The request —
Would you transcribe the listing that follows, character for character, and omit its images?
# # # #
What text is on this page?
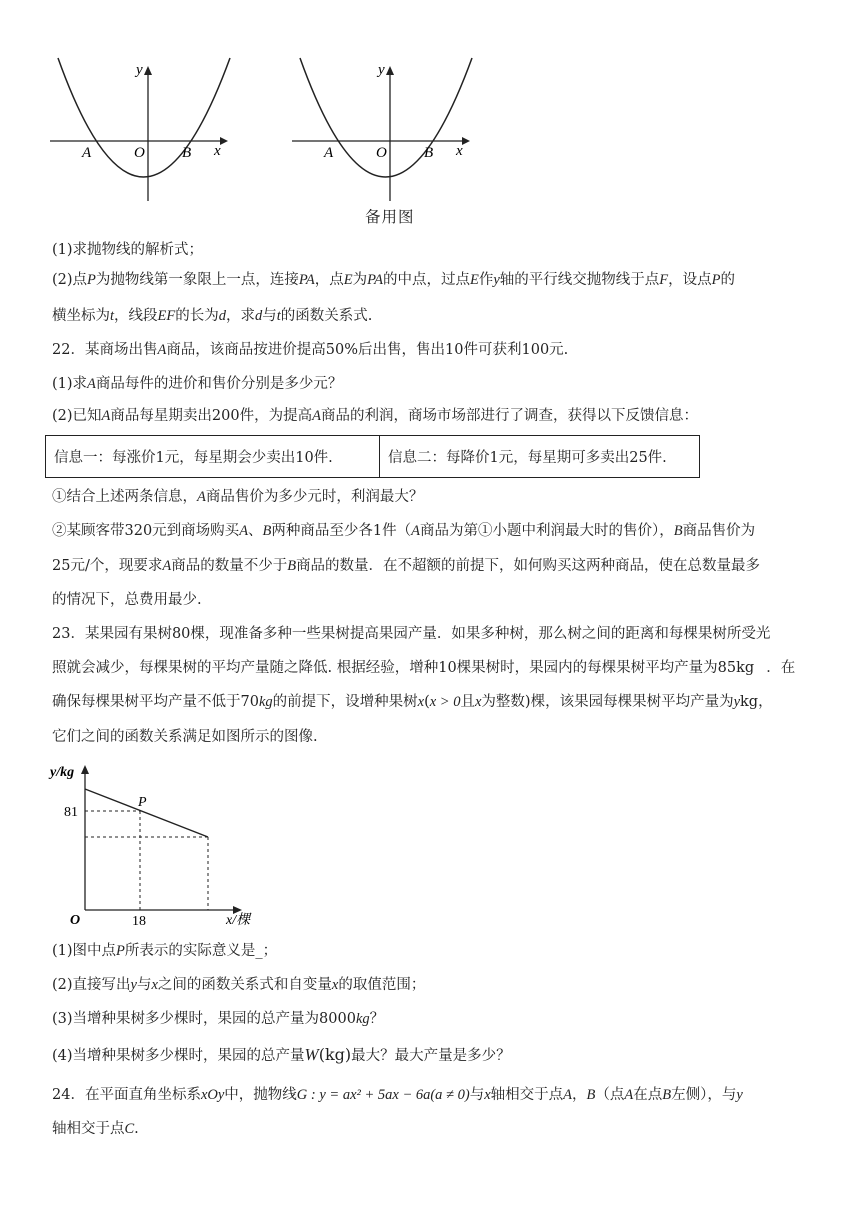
y
x
A	O B
y
x
A	O B
备用图
(1)求抛物线的解析式；
(2)点P为抛物线第一象限上一点，连接PA，点E为PA的中点，过点E作y轴的平行线交抛物线于点F，设点P的
横坐标为t，线段EF的长为d，求d与t的函数关系式.
22．某商场出售A商品，该商品按进价提高50%后出售，售出10件可获利100元.
(1)求A商品每件的进价和售价分别是多少元？
(2)已知A商品每星期卖出200件，为提高A商品的利润，商场市场部进行了调查，获得以下反馈信息：
信息一：每涨价1元，每星期会少卖出10件.	信息二：每降价1元，每星期可多卖出25件.
①结合上述两条信息，A商品售价为多少元时，利润最大？
②某顾客带320元到商场购买A、B两种商品至少各1件（A商品为第①小题中利润最大时的售价），B商品售价为
25元/个，现要求A商品的数量不少于B商品的数量．在不超额的前提下，如何购买这两种商品，使在总数量最多
的情况下，总费用最少.
23．某果园有果树80棵，现准备多种一些果树提高果园产量．如果多种树，那么树之间的距离和每棵果树所受光
照就会减少，每棵果树的平均产量随之降低. 根据经验，增种10棵果树时，果园内的每棵果树平均产量为85kg ．在
确保每棵果树平均产量不低于70kg的前提下，设增种果树x(x > 0且x为整数)棵，该果园每棵果树平均产量为ykg，
它们之间的函数关系满足如图所示的图像.
y/kg
x/棵
O
81
18
P
(1)图中点P所表示的实际意义是_；
(2)直接写出y与x之间的函数关系式和自变量x的取值范围；
(3)当增种果树多少棵时，果园的总产量为8000kg？
(4)当增种果树多少棵时，果园的总产量W(kg)最大？最大产量是多少？
24．在平面直角坐标系xOy中，抛物线G : y = ax² + 5ax − 6a(a ≠ 0)与x轴相交于点A，B（点A在点B左侧），与y
轴相交于点C.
# # # #
The reply —
What text is on this page?
y
x
A	O B
y
x
A	O B
备用图
(1)求抛物线的解析式；
(2)点P为抛物线第一象限上一点，连接PA，点E为PA的中点，过点E作y轴的平行线交抛物线于点F，设点P的
横坐标为t，线段EF的长为d，求d与t的函数关系式.
22．某商场出售A商品，该商品按进价提高50%后出售，售出10件可获利100元.
(1)求A商品每件的进价和售价分别是多少元？
(2)已知A商品每星期卖出200件，为提高A商品的利润，商场市场部进行了调查，获得以下反馈信息：
信息一：每涨价1元，每星期会少卖出10件.	信息二：每降价1元，每星期可多卖出25件.
①结合上述两条信息，A商品售价为多少元时，利润最大？
②某顾客带320元到商场购买A、B两种商品至少各1件（A商品为第①小题中利润最大时的售价），B商品售价为
25元/个，现要求A商品的数量不少于B商品的数量．在不超额的前提下，如何购买这两种商品，使在总数量最多
的情况下，总费用最少.
23．某果园有果树80棵，现准备多种一些果树提高果园产量．如果多种树，那么树之间的距离和每棵果树所受光
照就会减少，每棵果树的平均产量随之降低. 根据经验，增种10棵果树时，果园内的每棵果树平均产量为85kg ．在
确保每棵果树平均产量不低于70kg的前提下，设增种果树x(x > 0且x为整数)棵，该果园每棵果树平均产量为ykg，
它们之间的函数关系满足如图所示的图像.
y/kg
x/棵
O
81
18
P
(1)图中点P所表示的实际意义是_；
(2)直接写出y与x之间的函数关系式和自变量x的取值范围；
(3)当增种果树多少棵时，果园的总产量为8000kg？
(4)当增种果树多少棵时，果园的总产量W(kg)最大？最大产量是多少？
24．在平面直角坐标系xOy中，抛物线G : y = ax² + 5ax − 6a(a ≠ 0)与x轴相交于点A，B（点A在点B左侧），与y
轴相交于点C.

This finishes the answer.